Given task:
Give only the number of lines in the data that contain the word "nateobrienn".

Exercise input:
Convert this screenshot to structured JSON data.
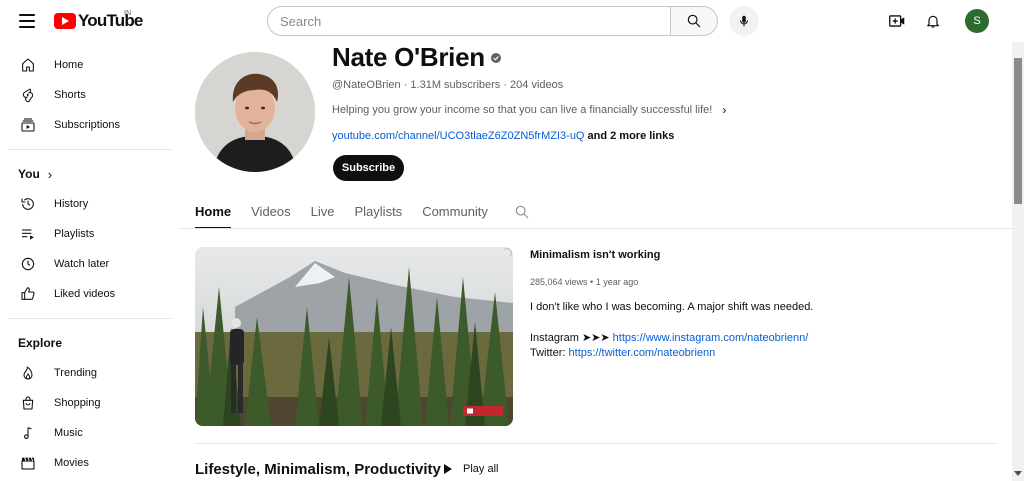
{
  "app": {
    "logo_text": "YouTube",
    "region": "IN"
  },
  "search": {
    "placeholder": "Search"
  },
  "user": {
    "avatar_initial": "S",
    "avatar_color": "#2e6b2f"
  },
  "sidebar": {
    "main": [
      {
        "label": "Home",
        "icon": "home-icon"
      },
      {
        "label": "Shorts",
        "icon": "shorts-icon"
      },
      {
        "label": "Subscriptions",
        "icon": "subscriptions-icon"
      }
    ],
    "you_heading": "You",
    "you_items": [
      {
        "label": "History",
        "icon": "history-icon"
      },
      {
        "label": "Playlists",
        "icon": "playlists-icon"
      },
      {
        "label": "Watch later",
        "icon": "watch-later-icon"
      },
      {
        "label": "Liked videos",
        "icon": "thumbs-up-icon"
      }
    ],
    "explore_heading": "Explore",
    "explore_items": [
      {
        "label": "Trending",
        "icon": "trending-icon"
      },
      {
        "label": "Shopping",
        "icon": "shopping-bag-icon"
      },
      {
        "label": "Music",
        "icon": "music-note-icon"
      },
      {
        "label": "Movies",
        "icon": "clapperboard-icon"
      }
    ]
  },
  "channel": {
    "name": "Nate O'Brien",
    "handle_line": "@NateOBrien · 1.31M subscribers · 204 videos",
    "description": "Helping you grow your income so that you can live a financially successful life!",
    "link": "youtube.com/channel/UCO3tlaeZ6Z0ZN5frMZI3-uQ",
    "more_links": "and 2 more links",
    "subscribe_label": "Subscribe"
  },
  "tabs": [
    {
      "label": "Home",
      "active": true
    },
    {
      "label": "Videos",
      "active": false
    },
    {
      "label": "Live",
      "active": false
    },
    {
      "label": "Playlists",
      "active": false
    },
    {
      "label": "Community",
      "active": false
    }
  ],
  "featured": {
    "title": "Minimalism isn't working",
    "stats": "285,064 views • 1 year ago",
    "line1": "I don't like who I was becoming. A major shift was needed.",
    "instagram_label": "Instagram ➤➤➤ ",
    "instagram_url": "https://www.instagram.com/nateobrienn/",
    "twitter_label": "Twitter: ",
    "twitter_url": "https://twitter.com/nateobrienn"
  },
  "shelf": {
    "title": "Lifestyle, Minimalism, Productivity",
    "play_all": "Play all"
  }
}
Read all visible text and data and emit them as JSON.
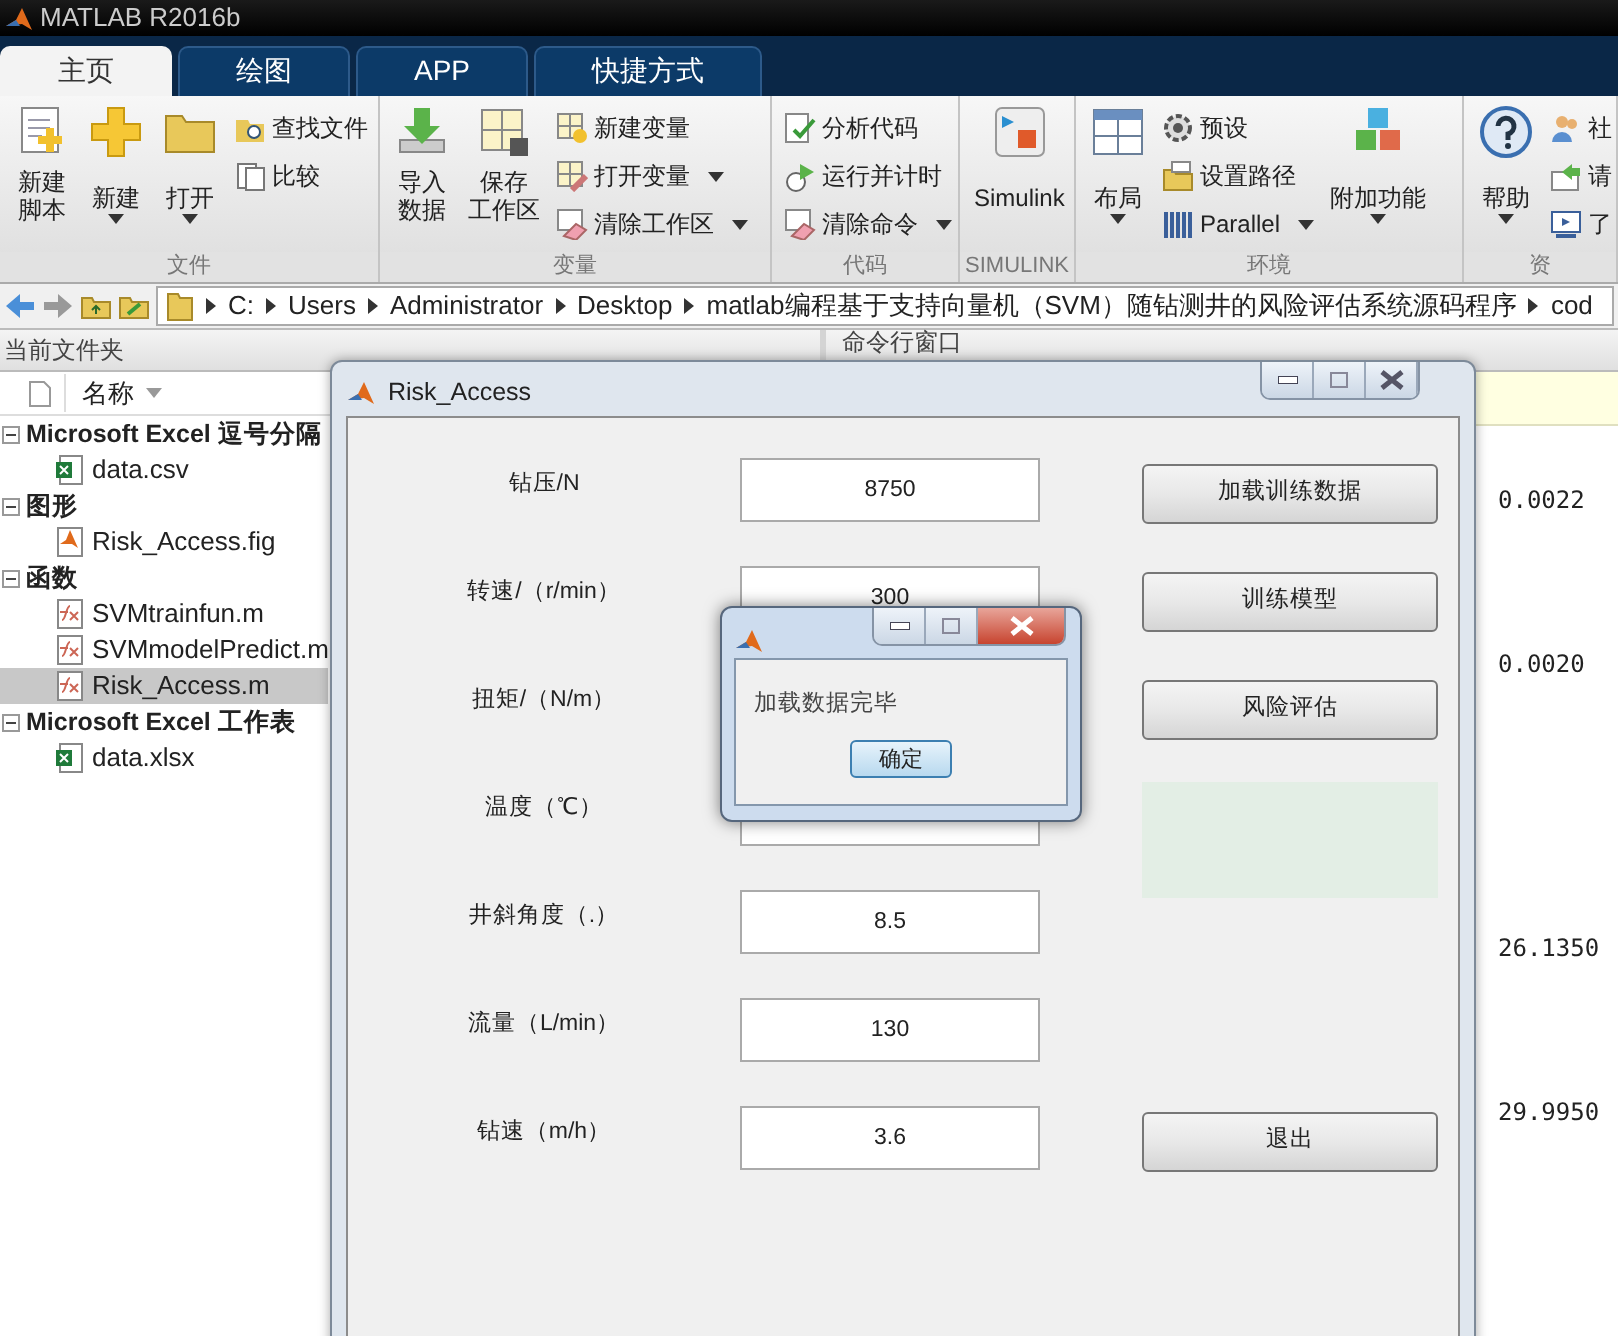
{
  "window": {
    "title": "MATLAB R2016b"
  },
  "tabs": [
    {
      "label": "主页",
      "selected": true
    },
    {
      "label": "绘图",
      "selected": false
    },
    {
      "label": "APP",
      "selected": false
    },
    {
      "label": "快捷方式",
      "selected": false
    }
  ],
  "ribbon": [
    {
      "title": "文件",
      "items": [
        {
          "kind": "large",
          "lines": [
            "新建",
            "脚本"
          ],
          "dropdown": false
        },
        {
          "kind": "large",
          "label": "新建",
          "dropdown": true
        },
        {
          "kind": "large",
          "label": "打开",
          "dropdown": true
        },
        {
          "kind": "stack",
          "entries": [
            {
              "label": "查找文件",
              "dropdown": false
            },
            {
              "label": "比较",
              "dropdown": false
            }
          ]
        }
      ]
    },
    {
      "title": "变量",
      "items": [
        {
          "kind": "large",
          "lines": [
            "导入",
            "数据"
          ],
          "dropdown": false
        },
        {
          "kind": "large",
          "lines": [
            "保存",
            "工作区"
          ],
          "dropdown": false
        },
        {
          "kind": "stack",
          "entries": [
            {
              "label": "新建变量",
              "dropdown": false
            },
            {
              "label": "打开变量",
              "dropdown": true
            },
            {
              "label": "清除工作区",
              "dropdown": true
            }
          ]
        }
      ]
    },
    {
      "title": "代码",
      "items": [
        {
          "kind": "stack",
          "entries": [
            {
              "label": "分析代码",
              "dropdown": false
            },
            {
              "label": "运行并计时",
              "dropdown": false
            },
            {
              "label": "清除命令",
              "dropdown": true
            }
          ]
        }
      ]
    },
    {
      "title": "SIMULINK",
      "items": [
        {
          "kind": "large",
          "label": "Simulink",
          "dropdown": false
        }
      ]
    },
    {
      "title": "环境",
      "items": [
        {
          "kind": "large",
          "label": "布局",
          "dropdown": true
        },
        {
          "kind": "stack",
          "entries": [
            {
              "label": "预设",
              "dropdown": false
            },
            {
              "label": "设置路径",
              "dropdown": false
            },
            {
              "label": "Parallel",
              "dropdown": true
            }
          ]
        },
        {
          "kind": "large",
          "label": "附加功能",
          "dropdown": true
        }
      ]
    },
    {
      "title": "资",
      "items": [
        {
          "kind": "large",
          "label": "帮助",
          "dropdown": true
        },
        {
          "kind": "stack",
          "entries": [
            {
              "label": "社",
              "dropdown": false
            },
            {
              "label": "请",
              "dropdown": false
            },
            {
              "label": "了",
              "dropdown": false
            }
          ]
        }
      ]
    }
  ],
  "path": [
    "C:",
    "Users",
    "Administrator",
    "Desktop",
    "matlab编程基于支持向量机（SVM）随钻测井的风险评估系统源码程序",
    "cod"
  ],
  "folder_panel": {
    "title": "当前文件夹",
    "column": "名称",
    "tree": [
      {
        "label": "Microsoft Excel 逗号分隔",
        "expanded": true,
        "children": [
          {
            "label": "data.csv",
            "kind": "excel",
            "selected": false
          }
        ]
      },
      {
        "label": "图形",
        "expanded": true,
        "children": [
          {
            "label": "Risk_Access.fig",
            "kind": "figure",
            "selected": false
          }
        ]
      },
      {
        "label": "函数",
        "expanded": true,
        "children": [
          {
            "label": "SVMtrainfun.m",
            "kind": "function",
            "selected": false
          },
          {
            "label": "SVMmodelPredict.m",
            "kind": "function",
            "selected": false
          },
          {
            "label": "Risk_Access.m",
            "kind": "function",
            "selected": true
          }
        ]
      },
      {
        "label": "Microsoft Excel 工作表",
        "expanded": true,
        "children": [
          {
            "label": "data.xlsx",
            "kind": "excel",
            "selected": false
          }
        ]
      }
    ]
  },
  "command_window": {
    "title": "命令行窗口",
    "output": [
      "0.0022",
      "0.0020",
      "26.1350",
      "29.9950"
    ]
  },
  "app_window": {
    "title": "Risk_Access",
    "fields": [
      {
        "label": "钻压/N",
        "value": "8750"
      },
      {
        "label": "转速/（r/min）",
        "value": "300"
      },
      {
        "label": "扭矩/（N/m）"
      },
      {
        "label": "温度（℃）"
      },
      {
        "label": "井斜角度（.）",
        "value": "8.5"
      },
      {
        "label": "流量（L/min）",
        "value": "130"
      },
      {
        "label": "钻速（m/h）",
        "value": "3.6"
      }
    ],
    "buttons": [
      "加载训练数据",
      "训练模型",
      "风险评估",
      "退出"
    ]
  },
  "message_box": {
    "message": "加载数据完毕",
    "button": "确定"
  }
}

---

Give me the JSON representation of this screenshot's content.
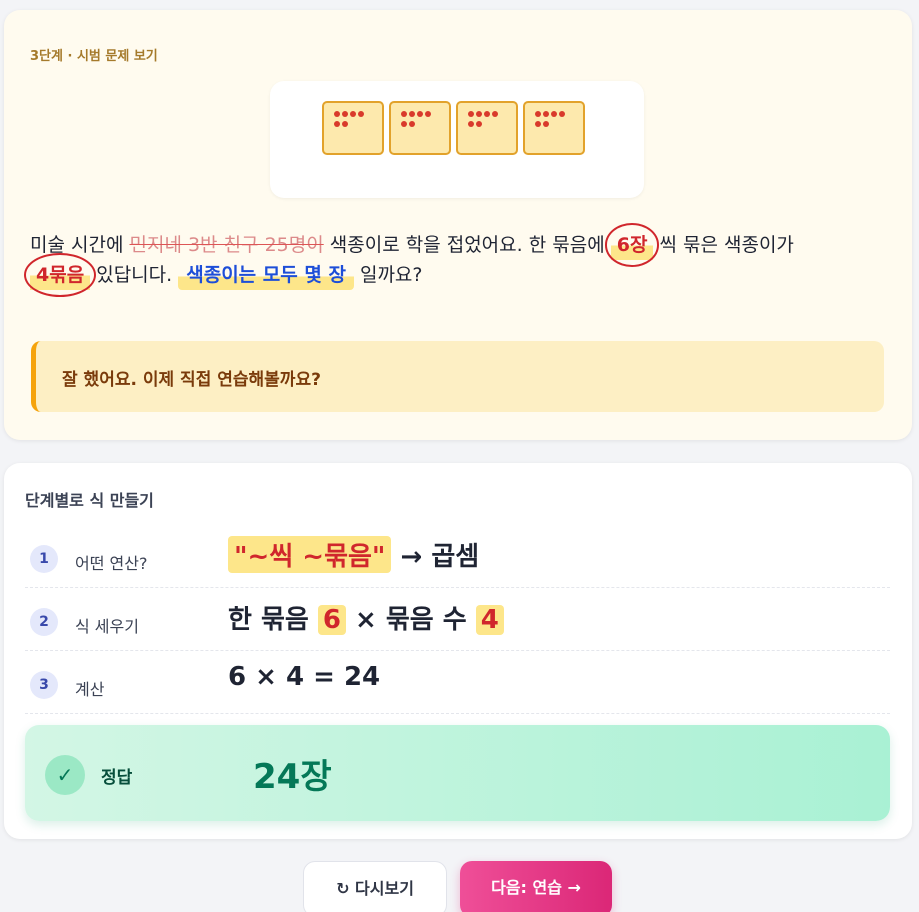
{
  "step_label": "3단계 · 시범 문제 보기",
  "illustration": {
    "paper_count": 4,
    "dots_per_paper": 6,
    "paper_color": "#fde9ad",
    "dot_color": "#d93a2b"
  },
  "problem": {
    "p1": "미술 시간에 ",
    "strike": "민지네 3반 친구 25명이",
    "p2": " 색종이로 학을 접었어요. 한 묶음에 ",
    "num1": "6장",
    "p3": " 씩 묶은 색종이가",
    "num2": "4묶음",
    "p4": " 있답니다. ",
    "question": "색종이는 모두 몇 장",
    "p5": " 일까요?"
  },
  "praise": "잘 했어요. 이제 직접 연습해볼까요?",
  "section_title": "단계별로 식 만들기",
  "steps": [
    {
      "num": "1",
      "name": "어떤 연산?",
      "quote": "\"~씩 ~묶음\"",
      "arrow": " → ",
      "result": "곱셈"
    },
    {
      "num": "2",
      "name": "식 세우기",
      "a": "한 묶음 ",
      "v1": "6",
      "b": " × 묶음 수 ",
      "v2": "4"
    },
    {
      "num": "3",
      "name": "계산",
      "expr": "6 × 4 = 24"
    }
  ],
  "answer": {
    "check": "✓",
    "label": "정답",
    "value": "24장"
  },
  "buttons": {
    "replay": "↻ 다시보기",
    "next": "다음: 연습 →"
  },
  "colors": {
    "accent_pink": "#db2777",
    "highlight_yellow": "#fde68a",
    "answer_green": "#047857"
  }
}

Solution to the problem:
2